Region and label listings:
******

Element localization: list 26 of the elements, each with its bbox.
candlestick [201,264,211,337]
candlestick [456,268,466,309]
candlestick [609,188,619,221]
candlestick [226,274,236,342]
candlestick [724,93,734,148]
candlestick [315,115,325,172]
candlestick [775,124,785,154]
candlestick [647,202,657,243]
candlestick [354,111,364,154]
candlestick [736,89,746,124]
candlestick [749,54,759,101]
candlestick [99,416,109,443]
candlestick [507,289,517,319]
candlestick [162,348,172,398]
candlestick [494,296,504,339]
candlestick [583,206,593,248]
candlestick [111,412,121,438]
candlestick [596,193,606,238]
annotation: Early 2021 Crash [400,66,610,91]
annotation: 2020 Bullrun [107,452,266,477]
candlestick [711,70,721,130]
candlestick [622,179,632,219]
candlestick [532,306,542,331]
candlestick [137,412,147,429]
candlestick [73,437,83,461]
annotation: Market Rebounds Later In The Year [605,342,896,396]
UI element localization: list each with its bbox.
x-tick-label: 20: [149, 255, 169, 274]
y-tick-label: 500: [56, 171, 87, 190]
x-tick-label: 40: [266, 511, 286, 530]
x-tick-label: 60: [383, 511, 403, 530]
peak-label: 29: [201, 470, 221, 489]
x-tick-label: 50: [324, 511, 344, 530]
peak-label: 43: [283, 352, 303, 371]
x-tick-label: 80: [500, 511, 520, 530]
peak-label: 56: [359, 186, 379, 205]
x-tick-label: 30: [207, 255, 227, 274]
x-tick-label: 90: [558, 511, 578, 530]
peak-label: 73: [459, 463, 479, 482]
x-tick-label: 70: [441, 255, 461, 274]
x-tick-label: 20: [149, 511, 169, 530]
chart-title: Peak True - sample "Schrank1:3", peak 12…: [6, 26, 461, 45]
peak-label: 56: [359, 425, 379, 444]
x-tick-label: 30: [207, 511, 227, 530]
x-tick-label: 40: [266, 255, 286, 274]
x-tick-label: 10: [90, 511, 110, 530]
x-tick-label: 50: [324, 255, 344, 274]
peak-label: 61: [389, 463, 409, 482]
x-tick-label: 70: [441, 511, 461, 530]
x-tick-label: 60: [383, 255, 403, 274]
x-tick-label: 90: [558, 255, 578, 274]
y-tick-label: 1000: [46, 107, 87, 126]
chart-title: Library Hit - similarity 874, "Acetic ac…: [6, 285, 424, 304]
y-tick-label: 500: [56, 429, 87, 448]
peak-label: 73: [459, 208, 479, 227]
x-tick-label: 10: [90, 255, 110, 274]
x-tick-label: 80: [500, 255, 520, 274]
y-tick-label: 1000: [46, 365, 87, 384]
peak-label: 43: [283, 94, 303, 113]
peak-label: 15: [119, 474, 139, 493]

******

» THE PROBLEM: Format the records as a Markdown table with the columns Row and Line, giving each line a row number and leaving out blank lines. Begin at the first line of the records and stop after the line that contains "peak-label: 43: [283, 352, 303, 371]".

» THE ANSWER:
| Row | Line |
|---|---|
| 1 | Element localization: list 26 of the elements, each with its bbox. |
| 2 | candlestick [201,264,211,337] |
| 3 | candlestick [456,268,466,309] |
| 4 | candlestick [609,188,619,221] |
| 5 | candlestick [226,274,236,342] |
| 6 | candlestick [724,93,734,148] |
| 7 | candlestick [315,115,325,172] |
| 8 | candlestick [775,124,785,154] |
| 9 | candlestick [647,202,657,243] |
| 10 | candlestick [354,111,364,154] |
| 11 | candlestick [736,89,746,124] |
| 12 | candlestick [749,54,759,101] |
| 13 | candlestick [99,416,109,443] |
| 14 | candlestick [507,289,517,319] |
| 15 | candlestick [162,348,172,398] |
| 16 | candlestick [494,296,504,339] |
| 17 | candlestick [583,206,593,248] |
| 18 | candlestick [111,412,121,438] |
| 19 | candlestick [596,193,606,238] |
| 20 | annotation: Early 2021 Crash [400,66,610,91] |
| 21 | annotation: 2020 Bullrun [107,452,266,477] |
| 22 | candlestick [711,70,721,130] |
| 23 | candlestick [622,179,632,219] |
| 24 | candlestick [532,306,542,331] |
| 25 | candlestick [137,412,147,429] |
| 26 | candlestick [73,437,83,461] |
| 27 | annotation: Market Rebounds Later In The Year [605,342,896,396] |
| 28 | UI element localization: list each with its bbox. |
| 29 | x-tick-label: 20: [149, 255, 169, 274] |
| 30 | y-tick-label: 500: [56, 171, 87, 190] |
| 31 | x-tick-label: 40: [266, 511, 286, 530] |
| 32 | x-tick-label: 60: [383, 511, 403, 530] |
| 33 | peak-label: 29: [201, 470, 221, 489] |
| 34 | x-tick-label: 50: [324, 511, 344, 530] |
| 35 | peak-label: 43: [283, 352, 303, 371] |